OBJECTIVE >>
Output every line of the listing below as a JSON array of strings, one string per line, skipping blank lines. Leave the pictures out.

Stored items from a collection:
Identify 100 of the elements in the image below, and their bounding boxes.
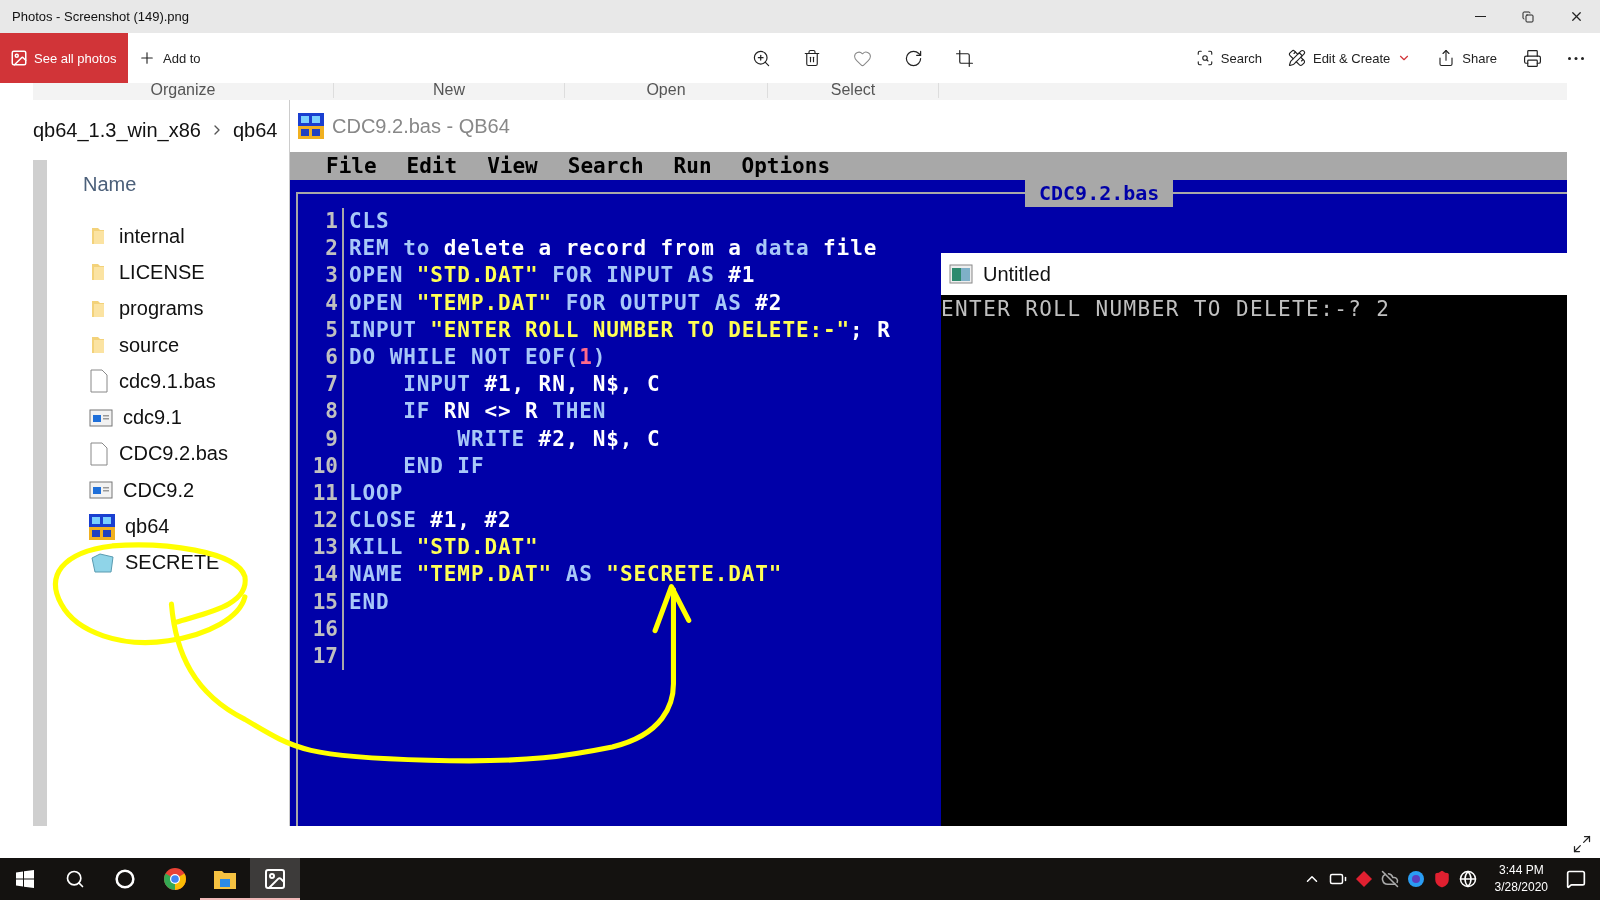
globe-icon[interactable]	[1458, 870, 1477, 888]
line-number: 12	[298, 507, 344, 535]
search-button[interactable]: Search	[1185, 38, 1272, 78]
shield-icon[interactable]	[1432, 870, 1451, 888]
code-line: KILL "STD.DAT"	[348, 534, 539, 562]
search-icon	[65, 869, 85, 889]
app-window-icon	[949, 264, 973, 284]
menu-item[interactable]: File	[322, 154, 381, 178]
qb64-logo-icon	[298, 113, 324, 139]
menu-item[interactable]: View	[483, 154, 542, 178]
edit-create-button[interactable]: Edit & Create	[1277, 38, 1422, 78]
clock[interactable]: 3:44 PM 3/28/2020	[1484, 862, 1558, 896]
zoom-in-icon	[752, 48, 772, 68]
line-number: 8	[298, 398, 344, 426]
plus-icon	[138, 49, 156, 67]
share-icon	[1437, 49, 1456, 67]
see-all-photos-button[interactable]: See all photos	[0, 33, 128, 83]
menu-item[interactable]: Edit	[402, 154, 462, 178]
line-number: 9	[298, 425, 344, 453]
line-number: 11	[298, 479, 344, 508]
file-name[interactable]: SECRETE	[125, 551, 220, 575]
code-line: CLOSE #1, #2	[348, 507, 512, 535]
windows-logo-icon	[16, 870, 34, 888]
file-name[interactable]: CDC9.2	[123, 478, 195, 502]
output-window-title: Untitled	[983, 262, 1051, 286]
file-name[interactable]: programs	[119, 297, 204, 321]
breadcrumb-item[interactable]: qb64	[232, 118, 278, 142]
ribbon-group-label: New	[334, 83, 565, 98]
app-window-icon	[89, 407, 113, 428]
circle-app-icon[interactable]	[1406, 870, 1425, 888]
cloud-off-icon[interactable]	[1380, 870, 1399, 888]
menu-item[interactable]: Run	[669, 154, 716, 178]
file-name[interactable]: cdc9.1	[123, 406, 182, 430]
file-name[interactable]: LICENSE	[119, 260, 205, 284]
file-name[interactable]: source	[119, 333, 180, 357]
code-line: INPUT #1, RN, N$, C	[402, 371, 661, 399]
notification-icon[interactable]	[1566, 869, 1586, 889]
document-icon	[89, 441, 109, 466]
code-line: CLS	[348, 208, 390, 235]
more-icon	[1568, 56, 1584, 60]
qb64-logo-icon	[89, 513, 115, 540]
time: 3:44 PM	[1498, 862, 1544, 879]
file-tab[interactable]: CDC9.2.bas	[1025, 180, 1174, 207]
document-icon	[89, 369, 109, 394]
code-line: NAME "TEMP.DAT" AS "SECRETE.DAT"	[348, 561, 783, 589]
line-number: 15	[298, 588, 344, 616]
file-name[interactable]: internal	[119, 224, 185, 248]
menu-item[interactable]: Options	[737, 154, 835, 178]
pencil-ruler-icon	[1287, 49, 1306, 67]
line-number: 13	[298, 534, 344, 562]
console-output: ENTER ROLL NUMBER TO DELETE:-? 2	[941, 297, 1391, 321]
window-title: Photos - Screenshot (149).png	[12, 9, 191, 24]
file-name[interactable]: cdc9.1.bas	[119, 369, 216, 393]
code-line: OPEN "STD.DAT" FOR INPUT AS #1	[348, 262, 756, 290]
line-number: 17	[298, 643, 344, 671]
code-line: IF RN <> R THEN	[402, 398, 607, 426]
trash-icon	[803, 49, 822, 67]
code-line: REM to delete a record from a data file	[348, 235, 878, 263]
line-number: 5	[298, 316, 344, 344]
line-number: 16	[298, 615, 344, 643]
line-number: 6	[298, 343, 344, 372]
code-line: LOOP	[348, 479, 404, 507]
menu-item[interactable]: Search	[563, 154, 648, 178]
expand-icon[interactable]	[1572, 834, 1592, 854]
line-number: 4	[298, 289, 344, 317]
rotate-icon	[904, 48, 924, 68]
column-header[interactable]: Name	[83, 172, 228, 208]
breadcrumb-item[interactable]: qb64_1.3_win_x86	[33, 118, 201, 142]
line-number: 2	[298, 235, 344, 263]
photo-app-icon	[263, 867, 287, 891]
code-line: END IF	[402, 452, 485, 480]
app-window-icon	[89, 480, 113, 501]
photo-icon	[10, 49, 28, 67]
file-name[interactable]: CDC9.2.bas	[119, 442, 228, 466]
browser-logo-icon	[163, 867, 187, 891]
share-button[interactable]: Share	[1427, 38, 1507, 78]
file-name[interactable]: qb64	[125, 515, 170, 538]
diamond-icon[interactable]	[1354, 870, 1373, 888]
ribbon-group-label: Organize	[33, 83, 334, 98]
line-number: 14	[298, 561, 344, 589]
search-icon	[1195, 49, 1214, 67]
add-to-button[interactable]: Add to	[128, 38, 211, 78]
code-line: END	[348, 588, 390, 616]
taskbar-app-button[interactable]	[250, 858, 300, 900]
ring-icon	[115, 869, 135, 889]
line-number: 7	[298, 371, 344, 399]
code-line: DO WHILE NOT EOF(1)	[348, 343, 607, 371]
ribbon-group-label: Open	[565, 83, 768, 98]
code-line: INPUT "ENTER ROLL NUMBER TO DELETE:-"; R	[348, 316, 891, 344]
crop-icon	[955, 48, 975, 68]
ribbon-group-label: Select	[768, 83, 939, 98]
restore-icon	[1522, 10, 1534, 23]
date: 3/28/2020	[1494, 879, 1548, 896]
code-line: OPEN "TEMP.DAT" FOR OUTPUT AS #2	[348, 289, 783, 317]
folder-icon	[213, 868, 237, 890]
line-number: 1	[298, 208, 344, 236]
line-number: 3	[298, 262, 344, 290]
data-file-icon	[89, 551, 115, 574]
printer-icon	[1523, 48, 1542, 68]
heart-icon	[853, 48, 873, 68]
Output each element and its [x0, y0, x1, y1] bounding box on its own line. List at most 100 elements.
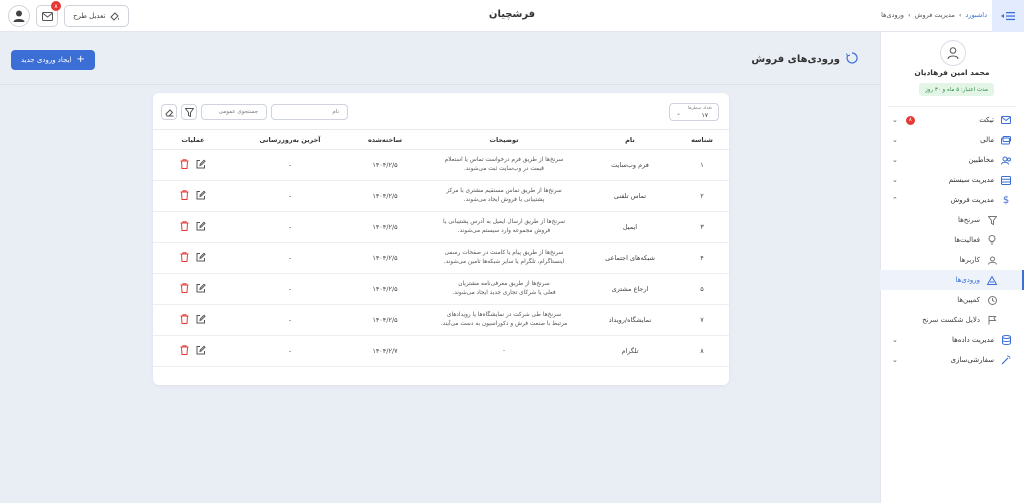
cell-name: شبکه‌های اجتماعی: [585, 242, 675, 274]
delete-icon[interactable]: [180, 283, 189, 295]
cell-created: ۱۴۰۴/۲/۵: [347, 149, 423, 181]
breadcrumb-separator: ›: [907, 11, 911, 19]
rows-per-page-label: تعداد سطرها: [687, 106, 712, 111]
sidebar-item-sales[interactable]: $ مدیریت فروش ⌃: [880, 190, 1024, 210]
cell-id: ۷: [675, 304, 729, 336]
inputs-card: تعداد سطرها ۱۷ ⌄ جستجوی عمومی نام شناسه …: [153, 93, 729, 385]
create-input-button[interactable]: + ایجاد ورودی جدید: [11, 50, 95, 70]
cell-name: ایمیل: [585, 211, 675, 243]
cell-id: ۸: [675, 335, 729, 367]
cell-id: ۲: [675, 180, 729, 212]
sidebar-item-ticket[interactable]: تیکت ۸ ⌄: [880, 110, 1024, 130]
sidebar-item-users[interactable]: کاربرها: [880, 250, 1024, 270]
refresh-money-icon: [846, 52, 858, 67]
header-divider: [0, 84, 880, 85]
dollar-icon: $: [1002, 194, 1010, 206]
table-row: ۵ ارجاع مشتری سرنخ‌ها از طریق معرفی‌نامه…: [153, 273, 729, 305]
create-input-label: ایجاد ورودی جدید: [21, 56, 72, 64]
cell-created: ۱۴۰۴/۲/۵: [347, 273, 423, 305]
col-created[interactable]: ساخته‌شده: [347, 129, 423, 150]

RESULT OF THE TASK >>
[
  "Identify 100 of the elements in the image below, and their bounding boxes.",
  "globe-icon[interactable]\t[1458, 870, 1477, 888]",
  "line-number: 12\t[298, 507, 344, 535]",
  "search-button[interactable]: Search\t[1185, 38, 1272, 78]",
  "shield-icon[interactable]\t[1432, 870, 1451, 888]",
  "code-line: KILL \"STD.DAT\"\t[348, 534, 539, 562]",
  "search-icon\t[65, 869, 85, 889]",
  "app-window-icon\t[949, 264, 973, 284]",
  "menu-item[interactable]: File\t[322, 154, 381, 178]",
  "qb64-logo-icon\t[298, 113, 324, 139]",
  "menu-item[interactable]: View\t[483, 154, 542, 178]",
  "edit-create-button[interactable]: Edit & Create\t[1277, 38, 1422, 78]",
  "clock[interactable]: 3:44 PM 3/28/2020\t[1484, 862, 1558, 896]",
  "zoom-in-icon\t[752, 48, 772, 68]",
  "line-number: 8\t[298, 398, 344, 426]",
  "plus-icon\t[138, 49, 156, 67]",
  "share-icon\t[1437, 49, 1456, 67]",
  "see-all-photos-button[interactable]: See all photos\t[0, 33, 128, 83]",
  "menu-item[interactable]: Edit\t[402, 154, 462, 178]",
  "line-number: 9\t[298, 425, 344, 453]",
  "line-number: 11\t[298, 479, 344, 508]",
  "file-name[interactable]: SECRETE\t[125, 551, 220, 575]",
  "code-line: CLOSE #1, #2\t[348, 507, 512, 535]",
  "windows-logo-icon\t[16, 870, 34, 888]",
  "file-name[interactable]: CDC9.2\t[123, 478, 195, 502]",
  "output-window-title: Untitled\t[983, 262, 1051, 286]",
  "file-name[interactable]: programs\t[119, 297, 204, 321]",
  "breadcrumb-item[interactable]: qb64\t[232, 118, 278, 142]",
  "ribbon-group-label: New\t[334, 83, 565, 98]",
  "app-window-icon\t[89, 407, 113, 428]",
  "circle-app-icon[interactable]\t[1406, 870, 1425, 888]",
  "cloud-off-icon[interactable]\t[1380, 870, 1399, 888]",
  "menu-item[interactable]: Run\t[669, 154, 716, 178]",
  "file-name[interactable]: cdc9.1\t[123, 406, 182, 430]",
  "file-name[interactable]: LICENSE\t[119, 260, 205, 284]",
  "file-name[interactable]: source\t[119, 333, 180, 357]",
  "code-line: INPUT #1, RN, N$, C\t[402, 371, 661, 399]",
  "notification-icon[interactable]\t[1566, 869, 1586, 889]",
  "document-icon\t[89, 441, 109, 466]",
  "code-line: CLS\t[348, 208, 390, 235]",
  "more-icon\t[1568, 56, 1584, 60]",
  "qb64-logo-icon\t[89, 513, 115, 540]",
  "time: 3:44 PM\t[1498, 862, 1544, 879]",
  "file-tab[interactable]: CDC9.2.bas\t[1025, 180, 1174, 207]",
  "document-icon\t[89, 369, 109, 394]",
  "code-line: NAME \"TEMP.DAT\" AS \"SECRETE.DAT\"\t[348, 561, 783, 589]",
  "line-number: 15\t[298, 588, 344, 616]",
  "file-name[interactable]: internal\t[119, 224, 185, 248]",
  "menu-item[interactable]: Options\t[737, 154, 835, 178]",
  "pencil-ruler-icon\t[1287, 49, 1306, 67]",
  "line-number: 13\t[298, 534, 344, 562]",
  "console-output: ENTER ROLL NUMBER TO DELETE:-? 2\t[941, 297, 1391, 321]",
  "window-title: Photos - Screenshot (149).png\t[12, 9, 191, 24]",
  "file-name[interactable]: cdc9.1.bas\t[119, 369, 216, 393]",
  "code-line: OPEN \"STD.DAT\" FOR INPUT AS #1\t[348, 262, 756, 290]",
  "line-number: 17\t[298, 643, 344, 671]",
  "code-line: IF RN <> R THEN\t[402, 398, 607, 426]",
  "trash-icon\t[803, 49, 822, 67]",
  "code-line: REM to delete a record from a data file\t[348, 235, 878, 263]",
  "line-number: 5\t[298, 316, 344, 344]",
  "line-number: 16\t[298, 615, 344, 643]",
  "line-number: 6\t[298, 343, 344, 372]",
  "code-line: LOOP\t[348, 479, 404, 507]",
  "menu-item[interactable]: Search\t[563, 154, 648, 178]",
  "expand-icon[interactable]\t[1572, 834, 1592, 854]",
  "line-number: 4\t[298, 289, 344, 317]",
  "rotate-icon\t[904, 48, 924, 68]",
  "column-header[interactable]: Name\t[83, 172, 228, 208]",
  "breadcrumb-item[interactable]: qb64_1.3_win_x86\t[33, 118, 201, 142]",
  "line-number: 2\t[298, 235, 344, 263]",
  "photo-app-icon\t[263, 867, 287, 891]",
  "code-line: END IF\t[402, 452, 485, 480]",
  "app-window-icon\t[89, 480, 113, 501]",
  "photo-icon\t[10, 49, 28, 67]",
  "file-name[interactable]: CDC9.2.bas\t[119, 442, 228, 466]",
  "browser-logo-icon\t[163, 867, 187, 891]",
  "share-button[interactable]: Share\t[1427, 38, 1507, 78]",
  "file-name[interactable]: qb64\t[125, 515, 170, 538]",
  "diamond-icon[interactable]\t[1354, 870, 1373, 888]",
  "ribbon-group-label: Organize\t[33, 83, 334, 98]",
  "line-number: 14\t[298, 561, 344, 589]",
  "search-icon\t[1195, 49, 1214, 67]",
  "add-to-button[interactable]: Add to\t[128, 38, 211, 78]",
  "code-line: END\t[348, 588, 390, 616]",
  "taskbar-app-button[interactable]\t[250, 858, 300, 900]",
  "ring-icon\t[115, 869, 135, 889]",
  "line-number: 7\t[298, 371, 344, 399]",
  "code-line: DO WHILE NOT EOF(1)\t[348, 343, 607, 371]",
  "ribbon-group-label: Open\t[565, 83, 768, 98]",
  "code-line: INPUT \"ENTER ROLL NUMBER TO DELETE:-\"; R\t[348, 316, 891, 344]",
  "crop-icon\t[955, 48, 975, 68]",
  "ribbon-group-label: Select\t[768, 83, 939, 98]",
  "restore-icon\t[1522, 10, 1534, 23]",
  "date: 3/28/2020\t[1494, 879, 1548, 896]",
  "code-line: OPEN \"TEMP.DAT\" FOR OUTPUT AS #2\t[348, 289, 783, 317]",
  "folder-icon\t[213, 868, 237, 890]",
  "line-number: 1\t[298, 208, 344, 236]",
  "line-number: 3\t[298, 262, 344, 290]",
  "data-file-icon\t[89, 551, 115, 574]",
  "printer-icon\t[1523, 48, 1542, 68]",
  "heart-icon\t[853, 48, 873, 68]",
  "Output each element and its [x0, y0, x1, y1] bounding box on its own line. List at most 100 elements.",
  "cell-name: شبکه‌های اجتماعی: [585, 242, 675, 274]",
  "delete-icon[interactable]: [180, 283, 189, 295]",
  "cell-created: ۱۴۰۴/۲/۵: [347, 149, 423, 181]",
  "breadcrumb-separator: ›: [907, 11, 911, 19]",
  "rows-per-page-label: تعداد سطرها: [687, 106, 712, 111]",
  "sidebar-item-sales[interactable]: $ مدیریت فروش ⌃: [880, 190, 1024, 210]",
  "cell-id: ۷: [675, 304, 729, 336]",
  "inputs-card: تعداد سطرها ۱۷ ⌄ جستجوی عمومی نام شناسه …: [153, 93, 729, 385]",
  "create-input-button[interactable]: + ایجاد ورودی جدید: [11, 50, 95, 70]",
  "cell-name: ایمیل: [585, 211, 675, 243]",
  "cell-id: ۸: [675, 335, 729, 367]",
  "cell-id: ۲: [675, 180, 729, 212]",
  "sidebar-item-ticket[interactable]: تیکت ۸ ⌄: [880, 110, 1024, 130]",
  "sidebar-item-users[interactable]: کاربرها: [880, 250, 1024, 270]",
  "refresh-money-icon: [846, 52, 858, 67]",
  "header-divider: [0, 84, 880, 85]",
  "dollar-icon: $: [1002, 194, 1010, 206]",
  "table-row: ۵ ارجاع مشتری سرنخ‌ها از طریق معرفی‌نامه…: [153, 273, 729, 305]",
  "create-input-label: ایجاد ورودی جدید: [21, 56, 72, 64]",
  "cell-created: ۱۴۰۴/۲/۵: [347, 273, 423, 305]",
  "col-created[interactable]: ساخته‌شده: [347, 129, 423, 150]"
]